Exercise details:
Copy word for word the part of the passage below on gasoline generator control that begins at the words "This paper analyzes" and ends after "small gasoline generators.".
++++ Given passage
Because of its simple structure and flexible layout, a series power generation system has become one of the typical schemes of power generation equipment. The engine–generator set is used for external power supply. However, because the stability of a single chain structure could be more substantial, a reasonable design is needed to achieve coordinated and efficient work of the system [2,3,4,5]. When the load power is suddenly increased, or the system is subject to long-term high-power operation and other extreme conditions, the following characteristics of the power supply system are required. Especially in the rapid acceleration process, the dynamic change of load power is excellent, so it is urgent to research power balance control strategies. A gasoline engine has the characteristics of nonlinear and multi-operating conditions, and these dynamic characteristics change with changes in speed and load. At present, some scholars have studied the control of gasoline engines. In the literature [2,3], sliding mode control and synthesis methods were used to study the speed control of automobile gasoline engines. In contrast, in the literature [4,5], QFT robust control and dynamic output feedback control systems were used to study the constant speed control of small unmanned helicopter engines. In the above control methods, most of the engine system is regarded as a single class of an uncertain or parameter perturbation system, without considering the different dynamic performances of the engine under different working conditions, and the dynamic performance of the system is not improved from the angle of load disturbance feedforward compensation.
This paper analyzes the working mechanism of a small gasoline generator. It is concluded that the main factor that destroys the steady state of the system is the sudden change in the system load. Therefore, a feedforward multimodal feedback control algorithm is proposed, combining feedforward control, traditional PID (Proportional Integral and Differential), and fuzzy control. This method uses fuzzy control when the operating condition changes, linear PID control when the system is steady, and feedforward compensation to suppress the load disturbance. The simulation and test results show that this method effectively improves the steady-state and dynamic performance of small gasoline generators.
++++++++
++++ Dataset entries
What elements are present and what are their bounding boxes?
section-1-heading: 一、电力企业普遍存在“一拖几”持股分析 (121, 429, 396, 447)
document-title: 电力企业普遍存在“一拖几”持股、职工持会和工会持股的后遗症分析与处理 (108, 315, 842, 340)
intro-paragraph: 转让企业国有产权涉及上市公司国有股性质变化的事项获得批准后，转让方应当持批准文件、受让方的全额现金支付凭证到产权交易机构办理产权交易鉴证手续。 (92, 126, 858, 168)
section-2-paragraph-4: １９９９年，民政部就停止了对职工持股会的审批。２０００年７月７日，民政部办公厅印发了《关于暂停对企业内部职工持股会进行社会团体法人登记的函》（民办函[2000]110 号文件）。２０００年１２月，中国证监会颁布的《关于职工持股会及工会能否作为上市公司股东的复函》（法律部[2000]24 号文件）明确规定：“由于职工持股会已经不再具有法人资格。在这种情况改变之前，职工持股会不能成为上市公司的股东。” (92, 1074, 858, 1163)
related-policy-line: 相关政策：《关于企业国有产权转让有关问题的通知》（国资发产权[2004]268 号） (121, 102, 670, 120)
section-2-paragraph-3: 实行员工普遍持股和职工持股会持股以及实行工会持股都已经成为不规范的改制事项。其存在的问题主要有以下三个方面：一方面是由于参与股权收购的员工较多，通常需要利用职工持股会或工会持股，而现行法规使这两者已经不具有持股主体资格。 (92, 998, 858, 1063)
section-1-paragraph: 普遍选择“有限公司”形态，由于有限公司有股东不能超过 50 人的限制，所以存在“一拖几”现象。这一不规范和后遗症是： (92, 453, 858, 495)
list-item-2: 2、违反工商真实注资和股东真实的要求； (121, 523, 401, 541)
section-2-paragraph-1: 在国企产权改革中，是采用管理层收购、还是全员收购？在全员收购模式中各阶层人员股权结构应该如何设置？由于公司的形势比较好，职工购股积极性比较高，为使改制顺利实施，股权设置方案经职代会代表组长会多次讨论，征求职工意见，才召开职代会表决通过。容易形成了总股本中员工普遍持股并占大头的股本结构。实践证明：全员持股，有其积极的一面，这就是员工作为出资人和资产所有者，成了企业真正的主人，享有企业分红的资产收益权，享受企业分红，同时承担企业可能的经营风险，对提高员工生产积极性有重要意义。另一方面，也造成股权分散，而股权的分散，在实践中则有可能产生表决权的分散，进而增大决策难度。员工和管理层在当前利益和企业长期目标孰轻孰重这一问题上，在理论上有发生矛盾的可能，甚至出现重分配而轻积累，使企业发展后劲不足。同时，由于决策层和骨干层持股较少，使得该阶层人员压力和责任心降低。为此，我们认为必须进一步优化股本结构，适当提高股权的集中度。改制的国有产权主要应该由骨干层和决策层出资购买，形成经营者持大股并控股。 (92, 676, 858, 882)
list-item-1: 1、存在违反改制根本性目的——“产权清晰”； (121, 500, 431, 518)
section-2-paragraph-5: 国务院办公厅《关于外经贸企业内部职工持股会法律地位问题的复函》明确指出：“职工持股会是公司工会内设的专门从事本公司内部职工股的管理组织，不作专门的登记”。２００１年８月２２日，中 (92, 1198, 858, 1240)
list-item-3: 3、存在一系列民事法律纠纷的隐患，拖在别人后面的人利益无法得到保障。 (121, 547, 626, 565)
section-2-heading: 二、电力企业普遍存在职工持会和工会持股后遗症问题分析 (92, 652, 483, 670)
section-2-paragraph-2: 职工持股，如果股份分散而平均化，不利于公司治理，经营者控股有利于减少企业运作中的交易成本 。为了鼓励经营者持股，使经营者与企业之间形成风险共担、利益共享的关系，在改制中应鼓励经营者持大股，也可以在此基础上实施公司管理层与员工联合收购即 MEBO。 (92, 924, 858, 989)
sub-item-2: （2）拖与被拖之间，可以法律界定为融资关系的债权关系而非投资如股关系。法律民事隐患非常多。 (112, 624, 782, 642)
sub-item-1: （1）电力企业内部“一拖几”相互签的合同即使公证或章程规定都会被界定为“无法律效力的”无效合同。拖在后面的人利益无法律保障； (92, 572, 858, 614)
++++++++
Exercise response:
This paper analyzes the working mechanism of a small gasoline generator. It is concluded that the main factor that destroys the steady state of the system is the sudden change in the system load. Therefore, a feedforward multimodal feedback control algorithm is proposed, combining feedforward control, traditional PID (Proportional Integral and Differential), and fuzzy control. This method uses fuzzy control when the operating condition changes, linear PID control when the system is steady, and feedforward compensation to suppress the load disturbance. The simulation and test results show that this method effectively improves the steady-state and dynamic performance of small gasoline generators.